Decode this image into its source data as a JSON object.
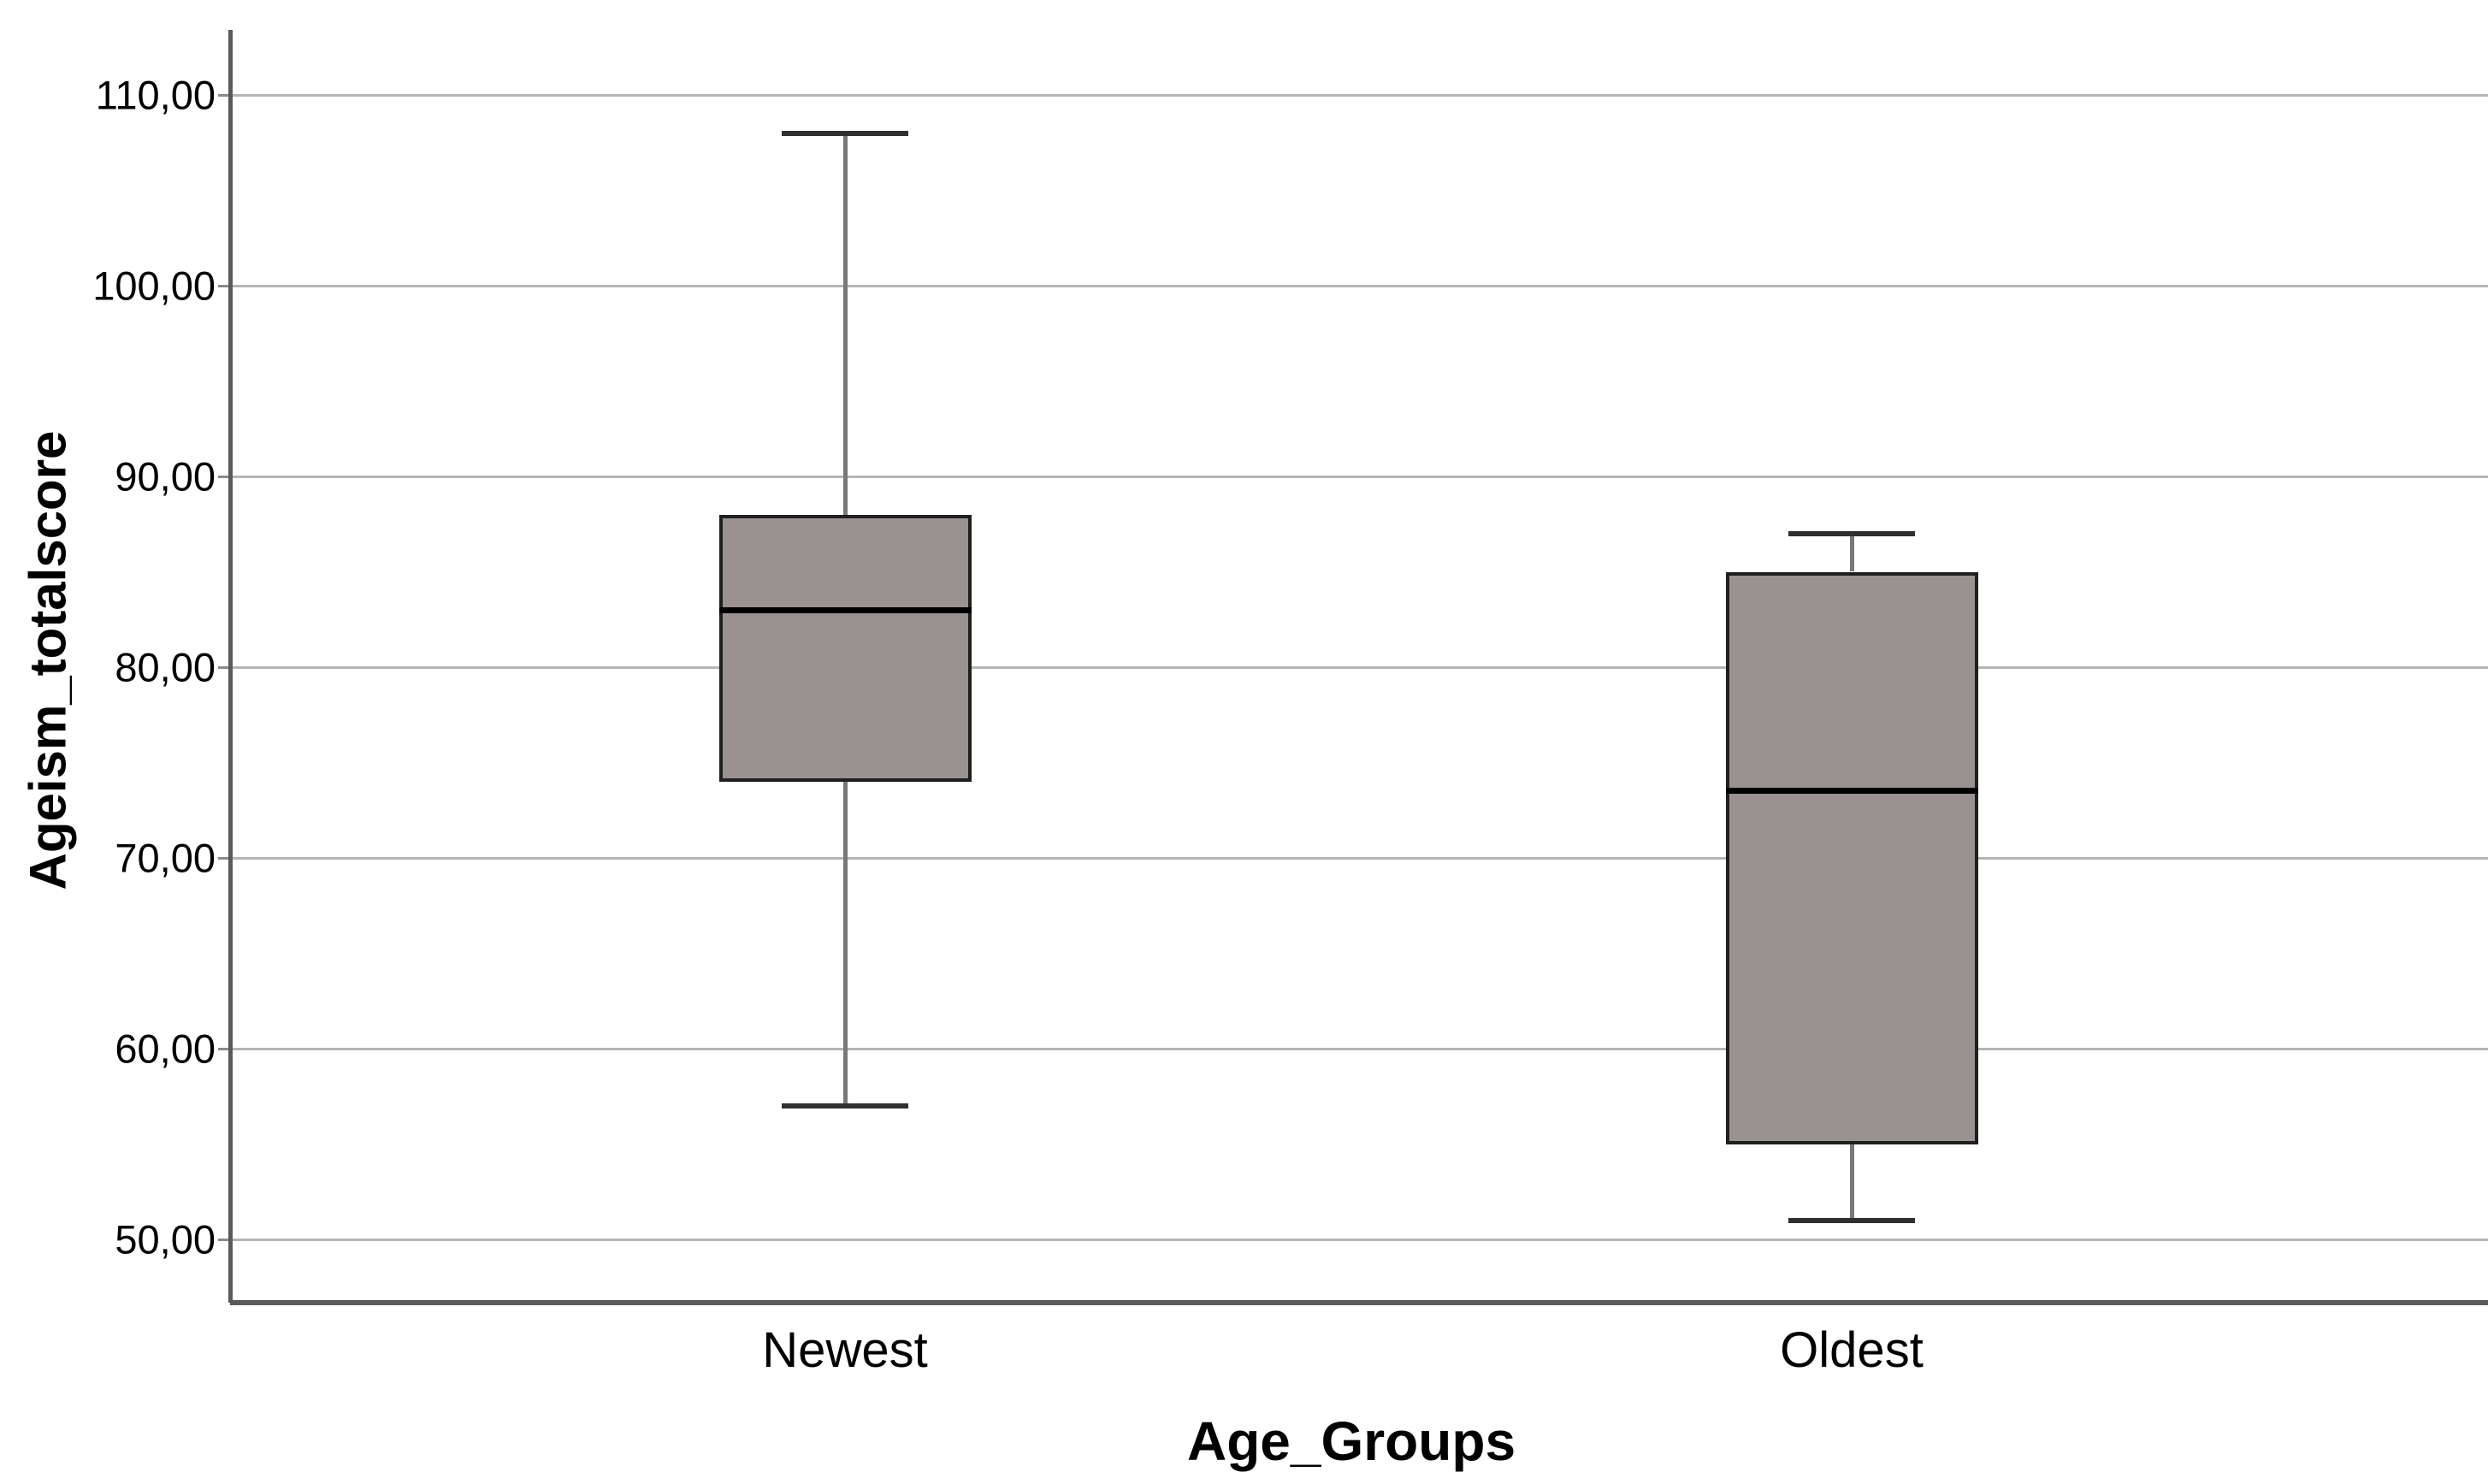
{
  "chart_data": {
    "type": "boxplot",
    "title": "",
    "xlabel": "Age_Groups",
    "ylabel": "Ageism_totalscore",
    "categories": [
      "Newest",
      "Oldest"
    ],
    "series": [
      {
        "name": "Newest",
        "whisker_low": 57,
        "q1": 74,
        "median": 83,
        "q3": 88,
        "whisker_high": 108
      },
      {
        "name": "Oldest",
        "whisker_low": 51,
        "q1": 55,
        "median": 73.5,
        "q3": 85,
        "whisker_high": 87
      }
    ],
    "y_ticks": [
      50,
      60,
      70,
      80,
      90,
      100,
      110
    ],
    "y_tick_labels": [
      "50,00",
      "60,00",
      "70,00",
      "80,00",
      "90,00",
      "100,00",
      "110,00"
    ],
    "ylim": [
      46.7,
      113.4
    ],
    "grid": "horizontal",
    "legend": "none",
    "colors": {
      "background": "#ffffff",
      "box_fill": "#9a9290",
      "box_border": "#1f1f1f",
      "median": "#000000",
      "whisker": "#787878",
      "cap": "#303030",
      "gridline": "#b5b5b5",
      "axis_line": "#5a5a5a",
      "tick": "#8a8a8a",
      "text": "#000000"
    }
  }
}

__________________________________________________

*Short problem:*
All records should be output exactly, with the pictures left out.

*Response below:*
Decode this image into its source data as a JSON object.
{
  "chart_data": {
    "type": "boxplot",
    "title": "",
    "xlabel": "Age_Groups",
    "ylabel": "Ageism_totalscore",
    "categories": [
      "Newest",
      "Oldest"
    ],
    "series": [
      {
        "name": "Newest",
        "whisker_low": 57,
        "q1": 74,
        "median": 83,
        "q3": 88,
        "whisker_high": 108
      },
      {
        "name": "Oldest",
        "whisker_low": 51,
        "q1": 55,
        "median": 73.5,
        "q3": 85,
        "whisker_high": 87
      }
    ],
    "y_ticks": [
      50,
      60,
      70,
      80,
      90,
      100,
      110
    ],
    "y_tick_labels": [
      "50,00",
      "60,00",
      "70,00",
      "80,00",
      "90,00",
      "100,00",
      "110,00"
    ],
    "ylim": [
      46.7,
      113.4
    ],
    "grid": "horizontal",
    "legend": "none",
    "colors": {
      "background": "#ffffff",
      "box_fill": "#9a9290",
      "box_border": "#1f1f1f",
      "median": "#000000",
      "whisker": "#787878",
      "cap": "#303030",
      "gridline": "#b5b5b5",
      "axis_line": "#5a5a5a",
      "tick": "#8a8a8a",
      "text": "#000000"
    }
  }
}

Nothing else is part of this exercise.